-------- DATA PROVIDED
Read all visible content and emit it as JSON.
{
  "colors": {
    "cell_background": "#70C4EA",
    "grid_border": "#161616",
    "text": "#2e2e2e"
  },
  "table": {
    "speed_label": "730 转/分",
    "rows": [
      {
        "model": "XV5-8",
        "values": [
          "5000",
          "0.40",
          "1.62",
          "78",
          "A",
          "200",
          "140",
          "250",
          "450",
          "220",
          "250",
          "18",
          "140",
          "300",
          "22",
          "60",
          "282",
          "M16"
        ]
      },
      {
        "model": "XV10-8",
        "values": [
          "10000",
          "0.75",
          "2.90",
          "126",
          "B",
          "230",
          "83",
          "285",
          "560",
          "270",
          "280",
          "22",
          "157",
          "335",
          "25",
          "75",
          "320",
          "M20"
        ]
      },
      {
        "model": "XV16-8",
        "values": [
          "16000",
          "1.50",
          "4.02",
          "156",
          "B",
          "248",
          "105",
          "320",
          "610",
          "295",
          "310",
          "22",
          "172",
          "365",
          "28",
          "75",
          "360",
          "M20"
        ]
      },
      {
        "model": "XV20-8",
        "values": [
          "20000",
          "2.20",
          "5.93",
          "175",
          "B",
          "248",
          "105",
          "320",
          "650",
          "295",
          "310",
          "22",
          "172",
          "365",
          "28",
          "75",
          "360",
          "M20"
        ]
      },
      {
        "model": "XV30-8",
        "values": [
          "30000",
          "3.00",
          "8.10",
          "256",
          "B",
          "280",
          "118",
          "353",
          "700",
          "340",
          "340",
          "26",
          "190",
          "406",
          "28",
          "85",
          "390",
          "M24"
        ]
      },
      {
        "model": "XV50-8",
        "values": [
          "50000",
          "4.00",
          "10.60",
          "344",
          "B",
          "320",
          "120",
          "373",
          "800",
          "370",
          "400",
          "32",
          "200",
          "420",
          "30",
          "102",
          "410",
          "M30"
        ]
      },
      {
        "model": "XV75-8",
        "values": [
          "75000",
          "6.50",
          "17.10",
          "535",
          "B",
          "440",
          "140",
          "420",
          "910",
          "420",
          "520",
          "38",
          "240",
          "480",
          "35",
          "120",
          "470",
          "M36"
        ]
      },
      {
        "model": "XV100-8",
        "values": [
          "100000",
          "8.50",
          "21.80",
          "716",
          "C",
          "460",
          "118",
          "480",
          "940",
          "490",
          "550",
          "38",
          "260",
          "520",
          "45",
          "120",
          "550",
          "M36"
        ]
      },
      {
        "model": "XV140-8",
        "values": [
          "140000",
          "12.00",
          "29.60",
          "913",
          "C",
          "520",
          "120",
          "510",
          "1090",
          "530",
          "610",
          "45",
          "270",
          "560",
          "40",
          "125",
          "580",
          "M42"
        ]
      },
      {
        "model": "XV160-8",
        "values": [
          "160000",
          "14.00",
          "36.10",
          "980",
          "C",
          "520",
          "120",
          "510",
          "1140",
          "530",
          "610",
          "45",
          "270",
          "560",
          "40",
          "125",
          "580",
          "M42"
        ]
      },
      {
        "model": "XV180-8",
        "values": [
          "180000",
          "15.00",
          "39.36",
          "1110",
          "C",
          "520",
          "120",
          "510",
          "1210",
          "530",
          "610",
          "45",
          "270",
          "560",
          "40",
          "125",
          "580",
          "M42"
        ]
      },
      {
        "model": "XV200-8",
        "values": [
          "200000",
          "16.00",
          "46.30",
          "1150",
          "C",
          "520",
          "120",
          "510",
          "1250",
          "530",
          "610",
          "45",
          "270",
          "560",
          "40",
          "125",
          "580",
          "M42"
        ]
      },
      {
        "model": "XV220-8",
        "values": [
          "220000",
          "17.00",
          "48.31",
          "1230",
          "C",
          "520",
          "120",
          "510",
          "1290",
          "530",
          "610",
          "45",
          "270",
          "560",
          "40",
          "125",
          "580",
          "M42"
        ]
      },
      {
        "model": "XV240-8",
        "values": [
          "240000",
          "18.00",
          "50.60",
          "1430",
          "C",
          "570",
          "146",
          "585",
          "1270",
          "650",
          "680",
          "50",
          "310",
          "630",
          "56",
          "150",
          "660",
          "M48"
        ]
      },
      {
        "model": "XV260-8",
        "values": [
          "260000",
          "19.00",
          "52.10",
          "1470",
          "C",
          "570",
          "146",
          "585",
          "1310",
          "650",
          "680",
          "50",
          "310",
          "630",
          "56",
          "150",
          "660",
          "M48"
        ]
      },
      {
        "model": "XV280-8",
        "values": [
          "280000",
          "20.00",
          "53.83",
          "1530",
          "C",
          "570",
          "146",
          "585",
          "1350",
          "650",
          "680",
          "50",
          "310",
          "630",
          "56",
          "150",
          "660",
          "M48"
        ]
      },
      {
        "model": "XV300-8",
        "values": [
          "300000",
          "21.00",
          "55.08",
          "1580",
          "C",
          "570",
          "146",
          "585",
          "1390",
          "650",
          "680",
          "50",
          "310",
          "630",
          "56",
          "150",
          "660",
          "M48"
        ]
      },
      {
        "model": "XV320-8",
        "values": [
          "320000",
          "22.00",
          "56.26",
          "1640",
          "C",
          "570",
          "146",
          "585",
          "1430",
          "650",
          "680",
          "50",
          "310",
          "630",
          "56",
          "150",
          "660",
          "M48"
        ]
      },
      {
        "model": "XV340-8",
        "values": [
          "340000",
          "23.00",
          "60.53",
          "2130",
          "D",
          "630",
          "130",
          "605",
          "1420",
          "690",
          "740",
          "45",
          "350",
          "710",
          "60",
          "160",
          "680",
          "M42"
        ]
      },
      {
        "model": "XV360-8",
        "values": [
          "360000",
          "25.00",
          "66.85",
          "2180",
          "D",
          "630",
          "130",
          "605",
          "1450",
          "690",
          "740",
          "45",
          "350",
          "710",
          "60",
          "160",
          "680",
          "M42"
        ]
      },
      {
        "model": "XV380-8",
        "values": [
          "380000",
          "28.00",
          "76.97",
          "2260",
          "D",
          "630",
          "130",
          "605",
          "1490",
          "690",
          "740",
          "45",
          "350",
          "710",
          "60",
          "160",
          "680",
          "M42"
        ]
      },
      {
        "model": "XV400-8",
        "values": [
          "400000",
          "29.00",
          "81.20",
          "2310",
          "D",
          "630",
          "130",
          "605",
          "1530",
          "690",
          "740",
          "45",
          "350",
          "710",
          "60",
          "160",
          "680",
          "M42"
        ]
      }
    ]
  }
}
----------------
→ TASK
Return all of the data exactly as it reads.

→ EXPECTED ANSWER
Read all visible content and emit it as JSON.
{
  "colors": {
    "cell_background": "#70C4EA",
    "grid_border": "#161616",
    "text": "#2e2e2e"
  },
  "table": {
    "speed_label": "730 转/分",
    "rows": [
      {
        "model": "XV5-8",
        "values": [
          "5000",
          "0.40",
          "1.62",
          "78",
          "A",
          "200",
          "140",
          "250",
          "450",
          "220",
          "250",
          "18",
          "140",
          "300",
          "22",
          "60",
          "282",
          "M16"
        ]
      },
      {
        "model": "XV10-8",
        "values": [
          "10000",
          "0.75",
          "2.90",
          "126",
          "B",
          "230",
          "83",
          "285",
          "560",
          "270",
          "280",
          "22",
          "157",
          "335",
          "25",
          "75",
          "320",
          "M20"
        ]
      },
      {
        "model": "XV16-8",
        "values": [
          "16000",
          "1.50",
          "4.02",
          "156",
          "B",
          "248",
          "105",
          "320",
          "610",
          "295",
          "310",
          "22",
          "172",
          "365",
          "28",
          "75",
          "360",
          "M20"
        ]
      },
      {
        "model": "XV20-8",
        "values": [
          "20000",
          "2.20",
          "5.93",
          "175",
          "B",
          "248",
          "105",
          "320",
          "650",
          "295",
          "310",
          "22",
          "172",
          "365",
          "28",
          "75",
          "360",
          "M20"
        ]
      },
      {
        "model": "XV30-8",
        "values": [
          "30000",
          "3.00",
          "8.10",
          "256",
          "B",
          "280",
          "118",
          "353",
          "700",
          "340",
          "340",
          "26",
          "190",
          "406",
          "28",
          "85",
          "390",
          "M24"
        ]
      },
      {
        "model": "XV50-8",
        "values": [
          "50000",
          "4.00",
          "10.60",
          "344",
          "B",
          "320",
          "120",
          "373",
          "800",
          "370",
          "400",
          "32",
          "200",
          "420",
          "30",
          "102",
          "410",
          "M30"
        ]
      },
      {
        "model": "XV75-8",
        "values": [
          "75000",
          "6.50",
          "17.10",
          "535",
          "B",
          "440",
          "140",
          "420",
          "910",
          "420",
          "520",
          "38",
          "240",
          "480",
          "35",
          "120",
          "470",
          "M36"
        ]
      },
      {
        "model": "XV100-8",
        "values": [
          "100000",
          "8.50",
          "21.80",
          "716",
          "C",
          "460",
          "118",
          "480",
          "940",
          "490",
          "550",
          "38",
          "260",
          "520",
          "45",
          "120",
          "550",
          "M36"
        ]
      },
      {
        "model": "XV140-8",
        "values": [
          "140000",
          "12.00",
          "29.60",
          "913",
          "C",
          "520",
          "120",
          "510",
          "1090",
          "530",
          "610",
          "45",
          "270",
          "560",
          "40",
          "125",
          "580",
          "M42"
        ]
      },
      {
        "model": "XV160-8",
        "values": [
          "160000",
          "14.00",
          "36.10",
          "980",
          "C",
          "520",
          "120",
          "510",
          "1140",
          "530",
          "610",
          "45",
          "270",
          "560",
          "40",
          "125",
          "580",
          "M42"
        ]
      },
      {
        "model": "XV180-8",
        "values": [
          "180000",
          "15.00",
          "39.36",
          "1110",
          "C",
          "520",
          "120",
          "510",
          "1210",
          "530",
          "610",
          "45",
          "270",
          "560",
          "40",
          "125",
          "580",
          "M42"
        ]
      },
      {
        "model": "XV200-8",
        "values": [
          "200000",
          "16.00",
          "46.30",
          "1150",
          "C",
          "520",
          "120",
          "510",
          "1250",
          "530",
          "610",
          "45",
          "270",
          "560",
          "40",
          "125",
          "580",
          "M42"
        ]
      },
      {
        "model": "XV220-8",
        "values": [
          "220000",
          "17.00",
          "48.31",
          "1230",
          "C",
          "520",
          "120",
          "510",
          "1290",
          "530",
          "610",
          "45",
          "270",
          "560",
          "40",
          "125",
          "580",
          "M42"
        ]
      },
      {
        "model": "XV240-8",
        "values": [
          "240000",
          "18.00",
          "50.60",
          "1430",
          "C",
          "570",
          "146",
          "585",
          "1270",
          "650",
          "680",
          "50",
          "310",
          "630",
          "56",
          "150",
          "660",
          "M48"
        ]
      },
      {
        "model": "XV260-8",
        "values": [
          "260000",
          "19.00",
          "52.10",
          "1470",
          "C",
          "570",
          "146",
          "585",
          "1310",
          "650",
          "680",
          "50",
          "310",
          "630",
          "56",
          "150",
          "660",
          "M48"
        ]
      },
      {
        "model": "XV280-8",
        "values": [
          "280000",
          "20.00",
          "53.83",
          "1530",
          "C",
          "570",
          "146",
          "585",
          "1350",
          "650",
          "680",
          "50",
          "310",
          "630",
          "56",
          "150",
          "660",
          "M48"
        ]
      },
      {
        "model": "XV300-8",
        "values": [
          "300000",
          "21.00",
          "55.08",
          "1580",
          "C",
          "570",
          "146",
          "585",
          "1390",
          "650",
          "680",
          "50",
          "310",
          "630",
          "56",
          "150",
          "660",
          "M48"
        ]
      },
      {
        "model": "XV320-8",
        "values": [
          "320000",
          "22.00",
          "56.26",
          "1640",
          "C",
          "570",
          "146",
          "585",
          "1430",
          "650",
          "680",
          "50",
          "310",
          "630",
          "56",
          "150",
          "660",
          "M48"
        ]
      },
      {
        "model": "XV340-8",
        "values": [
          "340000",
          "23.00",
          "60.53",
          "2130",
          "D",
          "630",
          "130",
          "605",
          "1420",
          "690",
          "740",
          "45",
          "350",
          "710",
          "60",
          "160",
          "680",
          "M42"
        ]
      },
      {
        "model": "XV360-8",
        "values": [
          "360000",
          "25.00",
          "66.85",
          "2180",
          "D",
          "630",
          "130",
          "605",
          "1450",
          "690",
          "740",
          "45",
          "350",
          "710",
          "60",
          "160",
          "680",
          "M42"
        ]
      },
      {
        "model": "XV380-8",
        "values": [
          "380000",
          "28.00",
          "76.97",
          "2260",
          "D",
          "630",
          "130",
          "605",
          "1490",
          "690",
          "740",
          "45",
          "350",
          "710",
          "60",
          "160",
          "680",
          "M42"
        ]
      },
      {
        "model": "XV400-8",
        "values": [
          "400000",
          "29.00",
          "81.20",
          "2310",
          "D",
          "630",
          "130",
          "605",
          "1530",
          "690",
          "740",
          "45",
          "350",
          "710",
          "60",
          "160",
          "680",
          "M42"
        ]
      }
    ]
  }
}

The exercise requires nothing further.